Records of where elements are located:
--- start ---

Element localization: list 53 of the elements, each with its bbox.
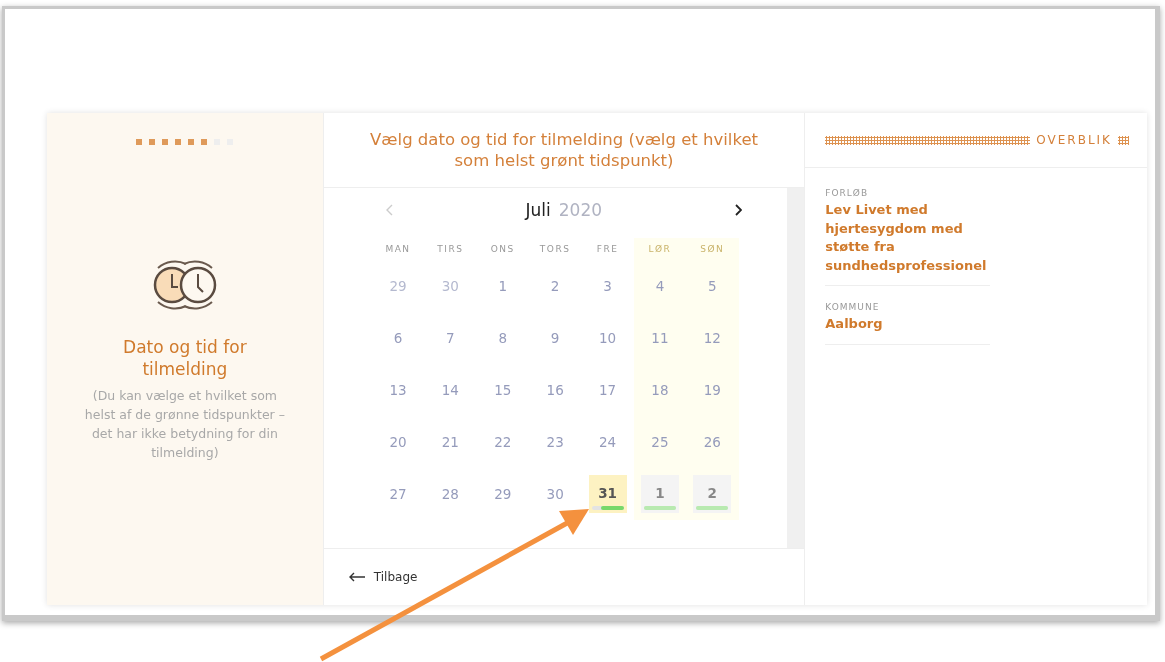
day-number: 17 (598, 382, 617, 398)
day-number: 4 (655, 278, 665, 294)
dotted-pattern (1118, 135, 1129, 145)
overview-value: Lev Livet med hjertesygdom med støtte fra sundhedsprofessionel (825, 201, 988, 275)
step-description: (Du kan vælge et hvilket som helst af de grønne tidspunkter – det har ikke betydning for din tilmelding) (83, 387, 286, 462)
day-number: 24 (598, 434, 617, 450)
overview-label: FORLØB (825, 188, 870, 198)
day-number: 8 (498, 330, 508, 346)
day-number: 30 (546, 486, 564, 502)
calendar-title: Vælg dato og tid for tilmelding (vælg et hvilket som helst grønt tidspunkt) (369, 129, 759, 172)
day-number: 13 (389, 382, 407, 398)
day-number: 15 (494, 382, 512, 398)
day-number: 1 (498, 278, 508, 294)
weekday-label: FRE (596, 244, 619, 254)
day-number: 25 (651, 434, 669, 450)
overview-label: KOMMUNE (825, 302, 881, 312)
day-number: 2 (550, 278, 560, 294)
day-number: 21 (441, 434, 459, 450)
day-number: 22 (494, 434, 512, 450)
step-title: Dato og tid for tilmelding (122, 336, 248, 380)
year: 2020 (558, 200, 603, 220)
weekday-label: ONS (490, 244, 515, 254)
weekday-label: TORS (539, 244, 571, 254)
back-button[interactable]: Tilbage (345, 568, 420, 586)
day-number: 16 (546, 382, 564, 398)
day-number: 10 (598, 330, 617, 346)
day-number: 11 (651, 330, 669, 346)
day-number: 6 (393, 330, 403, 346)
day-number: 14 (441, 382, 459, 398)
month-name: Juli (525, 200, 551, 220)
day-number: 23 (546, 434, 564, 450)
day-number: 20 (389, 434, 407, 450)
back-arrow-icon (347, 572, 366, 582)
day-number: 12 (703, 330, 721, 346)
weekday-label: MAN (385, 244, 411, 254)
day-number: 3 (603, 278, 612, 294)
overview-value: Aalborg (825, 315, 884, 333)
weekday-label: LØR (648, 244, 672, 254)
overview-title: OVERBLIK (1036, 133, 1112, 147)
day-number: 28 (441, 486, 459, 502)
day-number: 30 (441, 278, 459, 294)
day-number: 27 (389, 486, 407, 502)
available-day[interactable]: 31 (588, 475, 627, 513)
day-number: 29 (389, 278, 407, 294)
day-number: 18 (651, 382, 669, 398)
day-number: 9 (550, 330, 560, 346)
weekday-label: SØN (700, 244, 725, 254)
day-number: 7 (446, 330, 455, 346)
day-number: 29 (494, 486, 512, 502)
day-number: 5 (708, 278, 717, 294)
day-number: 26 (703, 434, 721, 450)
day-number: 19 (703, 382, 721, 398)
weekday-label: TIRS (437, 244, 464, 254)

--- end ---

What you are asked to do:
Reproduce the data above with every "day-number" swapped for "date-number" and all else unchanged, leaving out the pictures.

Answer to the task:
Element localization: list 53 of the elements, each with its bbox.
date-number: 17 (598, 382, 617, 398)
date-number: 4 (655, 278, 665, 294)
dotted-pattern (1118, 135, 1129, 145)
overview-value: Lev Livet med hjertesygdom med støtte fra sundhedsprofessionel (825, 201, 988, 275)
step-description: (Du kan vælge et hvilket som helst af de grønne tidspunkter – det har ikke betydning for din tilmelding) (83, 387, 286, 462)
date-number: 24 (598, 434, 617, 450)
overview-label: FORLØB (825, 188, 870, 198)
date-number: 8 (498, 330, 508, 346)
date-number: 30 (546, 486, 564, 502)
calendar-title: Vælg dato og tid for tilmelding (vælg et hvilket som helst grønt tidspunkt) (369, 129, 759, 172)
date-number: 13 (389, 382, 407, 398)
date-number: 15 (494, 382, 512, 398)
date-number: 1 (498, 278, 508, 294)
weekday-label: FRE (596, 244, 619, 254)
date-number: 25 (651, 434, 669, 450)
overview-label: KOMMUNE (825, 302, 881, 312)
date-number: 2 (550, 278, 560, 294)
date-number: 21 (441, 434, 459, 450)
date-number: 22 (494, 434, 512, 450)
step-title: Dato og tid for tilmelding (122, 336, 248, 380)
year: 2020 (558, 200, 603, 220)
weekday-label: ONS (490, 244, 515, 254)
weekday-label: TORS (539, 244, 571, 254)
back-button[interactable]: Tilbage (345, 568, 420, 586)
date-number: 16 (546, 382, 564, 398)
date-number: 10 (598, 330, 617, 346)
date-number: 11 (651, 330, 669, 346)
date-number: 6 (393, 330, 403, 346)
date-number: 14 (441, 382, 459, 398)
month-name: Juli (525, 200, 551, 220)
date-number: 23 (546, 434, 564, 450)
date-number: 20 (389, 434, 407, 450)
back-arrow-icon (347, 572, 366, 582)
date-number: 12 (703, 330, 721, 346)
weekday-label: MAN (385, 244, 411, 254)
date-number: 3 (603, 278, 612, 294)
overview-value: Aalborg (825, 315, 884, 333)
weekday-label: LØR (648, 244, 672, 254)
overview-title: OVERBLIK (1036, 133, 1112, 147)
date-number: 28 (441, 486, 459, 502)
date-number: 30 (441, 278, 459, 294)
date-number: 27 (389, 486, 407, 502)
available-day[interactable]: 31 (588, 475, 627, 513)
date-number: 29 (389, 278, 407, 294)
date-number: 18 (651, 382, 669, 398)
date-number: 9 (550, 330, 560, 346)
weekday-label: SØN (700, 244, 725, 254)
date-number: 7 (446, 330, 455, 346)
date-number: 29 (494, 486, 512, 502)
date-number: 5 (708, 278, 717, 294)
date-number: 26 (703, 434, 721, 450)
date-number: 19 (703, 382, 721, 398)
weekday-label: TIRS (437, 244, 464, 254)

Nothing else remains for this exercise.